WHAT THE TASK REQUIRES. Write out the data again exactly, skipping every picture.

━━━━━━

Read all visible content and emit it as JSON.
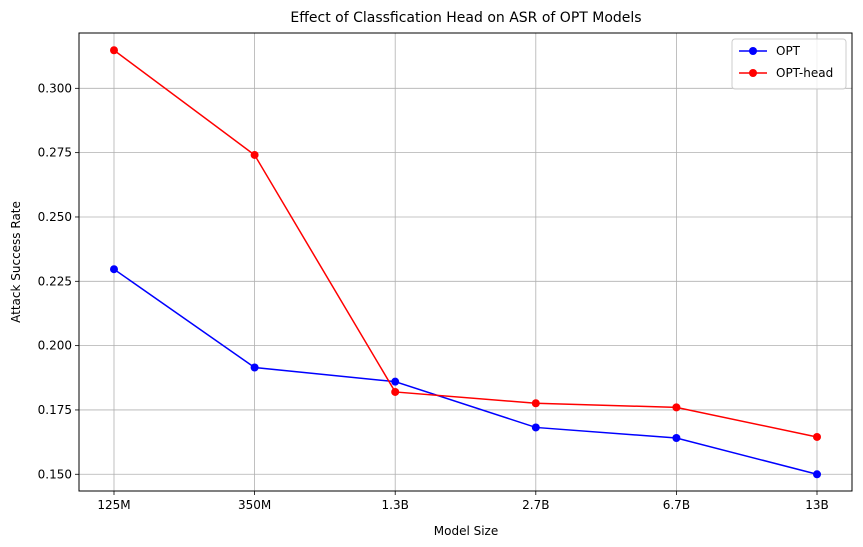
{
  "chart_data": {
    "type": "line",
    "title": "Effect of Classfication Head on ASR of OPT Models",
    "xlabel": "Model Size",
    "ylabel": "Attack Success Rate",
    "categories": [
      "125M",
      "350M",
      "1.3B",
      "2.7B",
      "6.7B",
      "13B"
    ],
    "series": [
      {
        "name": "OPT",
        "color": "#0000ff",
        "values": [
          0.2297,
          0.1915,
          0.186,
          0.1682,
          0.1641,
          0.15
        ]
      },
      {
        "name": "OPT-head",
        "color": "#ff0000",
        "values": [
          0.3148,
          0.2741,
          0.182,
          0.1776,
          0.176,
          0.1645
        ]
      }
    ],
    "ylim": [
      0.1435,
      0.3215
    ],
    "yticks": [
      0.15,
      0.175,
      0.2,
      0.225,
      0.25,
      0.275,
      0.3
    ],
    "ytick_labels": [
      "0.150",
      "0.175",
      "0.200",
      "0.225",
      "0.250",
      "0.275",
      "0.300"
    ],
    "grid": true,
    "legend_position": "top-right"
  }
}
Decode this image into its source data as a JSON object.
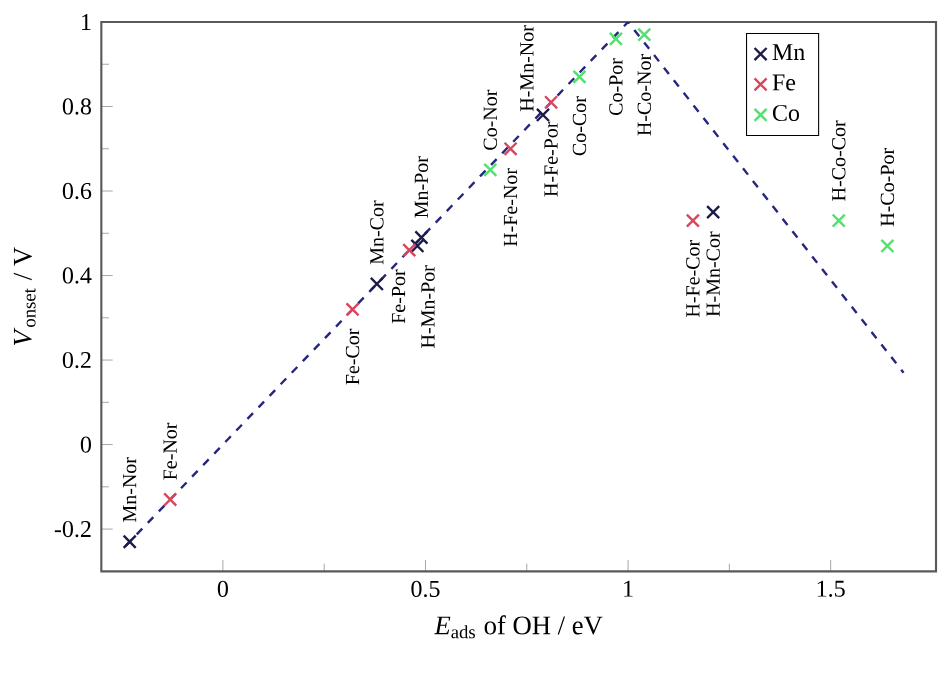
{
  "chart_data": {
    "type": "scatter",
    "xlabel": "*E*$_{ads}$ of OH / eV",
    "ylabel": "*V*$_{onset}$ / V",
    "xlim": [
      -0.3,
      1.76
    ],
    "ylim": [
      -0.3,
      1
    ],
    "xticks": [
      0,
      0.5,
      1,
      1.5
    ],
    "yticks": [
      -0.2,
      0,
      0.2,
      0.4,
      0.6,
      0.8,
      1
    ],
    "marker": "cross",
    "legend": "top right",
    "series": [
      {
        "name": "Mn",
        "color": "#1c1c4a",
        "x": [
          -0.23,
          0.38,
          0.49,
          0.48,
          0.79,
          1.21
        ],
        "values": [
          -0.23,
          0.38,
          0.49,
          0.47,
          0.78,
          0.55
        ]
      },
      {
        "name": "Fe",
        "color": "#d9475e",
        "x": [
          -0.13,
          0.32,
          0.46,
          0.71,
          0.81,
          1.16
        ],
        "values": [
          -0.13,
          0.32,
          0.46,
          0.7,
          0.81,
          0.53
        ]
      },
      {
        "name": "Co",
        "color": "#4fe36e",
        "x": [
          0.66,
          0.88,
          0.97,
          1.04,
          1.52,
          1.64
        ],
        "values": [
          0.65,
          0.87,
          0.96,
          0.97,
          0.53,
          0.47
        ]
      },
      {
        "type": "line",
        "marker": "none",
        "line_style": "dashed",
        "color": "#262680",
        "x": [
          -0.24,
          1,
          1.68
        ],
        "values": [
          -0.24,
          1,
          0.17
        ]
      }
    ],
    "annotations": [
      {
        "text": "Mn-Nor",
        "x": -0.23,
        "y": -0.23
      },
      {
        "text": "Fe-Nor",
        "x": -0.13,
        "y": -0.13
      },
      {
        "text": "Fe-Cor",
        "x": 0.32,
        "y": 0.32
      },
      {
        "text": "Mn-Cor",
        "x": 0.38,
        "y": 0.38
      },
      {
        "text": "Fe-Por",
        "x": 0.46,
        "y": 0.46
      },
      {
        "text": "H-Mn-Por",
        "x": 0.48,
        "y": 0.47
      },
      {
        "text": "Mn-Por",
        "x": 0.49,
        "y": 0.49
      },
      {
        "text": "Co-Nor",
        "x": 0.66,
        "y": 0.65
      },
      {
        "text": "H-Fe-Nor",
        "x": 0.71,
        "y": 0.7
      },
      {
        "text": "H-Mn-Nor",
        "x": 0.79,
        "y": 0.78
      },
      {
        "text": "H-Fe-Por",
        "x": 0.81,
        "y": 0.81
      },
      {
        "text": "Co-Cor",
        "x": 0.88,
        "y": 0.87
      },
      {
        "text": "Co-Por",
        "x": 0.97,
        "y": 0.96
      },
      {
        "text": "H-Co-Nor",
        "x": 1.04,
        "y": 0.97
      },
      {
        "text": "H-Fe-Cor",
        "x": 1.16,
        "y": 0.53
      },
      {
        "text": "H-Mn-Cor",
        "x": 1.21,
        "y": 0.55
      },
      {
        "text": "H-Co-Cor",
        "x": 1.52,
        "y": 0.53
      },
      {
        "text": "H-Co-Por",
        "x": 1.64,
        "y": 0.47
      }
    ]
  }
}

━━━━━━

RESULT OF THE TASK.
Read all visible content and emit it as JSON.
{
  "chart_data": {
    "type": "line",
    "title": "Effect of Classfication Head on ASR of OPT Models",
    "xlabel": "Model Size",
    "ylabel": "Attack Success Rate",
    "categories": [
      "125M",
      "350M",
      "1.3B",
      "2.7B",
      "6.7B",
      "13B"
    ],
    "series": [
      {
        "name": "OPT",
        "color": "#0000ff",
        "values": [
          0.2297,
          0.1915,
          0.186,
          0.1682,
          0.1641,
          0.15
        ]
      },
      {
        "name": "OPT-head",
        "color": "#ff0000",
        "values": [
          0.3148,
          0.2741,
          0.182,
          0.1776,
          0.176,
          0.1645
        ]
      }
    ],
    "ylim": [
      0.1435,
      0.3215
    ],
    "yticks": [
      0.15,
      0.175,
      0.2,
      0.225,
      0.25,
      0.275,
      0.3
    ],
    "ytick_labels": [
      "0.150",
      "0.175",
      "0.200",
      "0.225",
      "0.250",
      "0.275",
      "0.300"
    ],
    "grid": true,
    "legend_position": "top-right"
  }
}
Decode this image into its source data as a JSON object.
{
  "chart_data": {
    "type": "scatter",
    "xlabel": "*E*$_{ads}$ of OH / eV",
    "ylabel": "*V*$_{onset}$ / V",
    "xlim": [
      -0.3,
      1.76
    ],
    "ylim": [
      -0.3,
      1
    ],
    "xticks": [
      0,
      0.5,
      1,
      1.5
    ],
    "yticks": [
      -0.2,
      0,
      0.2,
      0.4,
      0.6,
      0.8,
      1
    ],
    "marker": "cross",
    "legend": "top right",
    "series": [
      {
        "name": "Mn",
        "color": "#1c1c4a",
        "x": [
          -0.23,
          0.38,
          0.49,
          0.48,
          0.79,
          1.21
        ],
        "values": [
          -0.23,
          0.38,
          0.49,
          0.47,
          0.78,
          0.55
        ]
      },
      {
        "name": "Fe",
        "color": "#d9475e",
        "x": [
          -0.13,
          0.32,
          0.46,
          0.71,
          0.81,
          1.16
        ],
        "values": [
          -0.13,
          0.32,
          0.46,
          0.7,
          0.81,
          0.53
        ]
      },
      {
        "name": "Co",
        "color": "#4fe36e",
        "x": [
          0.66,
          0.88,
          0.97,
          1.04,
          1.52,
          1.64
        ],
        "values": [
          0.65,
          0.87,
          0.96,
          0.97,
          0.53,
          0.47
        ]
      },
      {
        "type": "line",
        "marker": "none",
        "line_style": "dashed",
        "color": "#262680",
        "x": [
          -0.24,
          1,
          1.68
        ],
        "values": [
          -0.24,
          1,
          0.17
        ]
      }
    ],
    "annotations": [
      {
        "text": "Mn-Nor",
        "x": -0.23,
        "y": -0.23
      },
      {
        "text": "Fe-Nor",
        "x": -0.13,
        "y": -0.13
      },
      {
        "text": "Fe-Cor",
        "x": 0.32,
        "y": 0.32
      },
      {
        "text": "Mn-Cor",
        "x": 0.38,
        "y": 0.38
      },
      {
        "text": "Fe-Por",
        "x": 0.46,
        "y": 0.46
      },
      {
        "text": "H-Mn-Por",
        "x": 0.48,
        "y": 0.47
      },
      {
        "text": "Mn-Por",
        "x": 0.49,
        "y": 0.49
      },
      {
        "text": "Co-Nor",
        "x": 0.66,
        "y": 0.65
      },
      {
        "text": "H-Fe-Nor",
        "x": 0.71,
        "y": 0.7
      },
      {
        "text": "H-Mn-Nor",
        "x": 0.79,
        "y": 0.78
      },
      {
        "text": "H-Fe-Por",
        "x": 0.81,
        "y": 0.81
      },
      {
        "text": "Co-Cor",
        "x": 0.88,
        "y": 0.87
      },
      {
        "text": "Co-Por",
        "x": 0.97,
        "y": 0.96
      },
      {
        "text": "H-Co-Nor",
        "x": 1.04,
        "y": 0.97
      },
      {
        "text": "H-Fe-Cor",
        "x": 1.16,
        "y": 0.53
      },
      {
        "text": "H-Mn-Cor",
        "x": 1.21,
        "y": 0.55
      },
      {
        "text": "H-Co-Cor",
        "x": 1.52,
        "y": 0.53
      },
      {
        "text": "H-Co-Por",
        "x": 1.64,
        "y": 0.47
      }
    ]
  }
}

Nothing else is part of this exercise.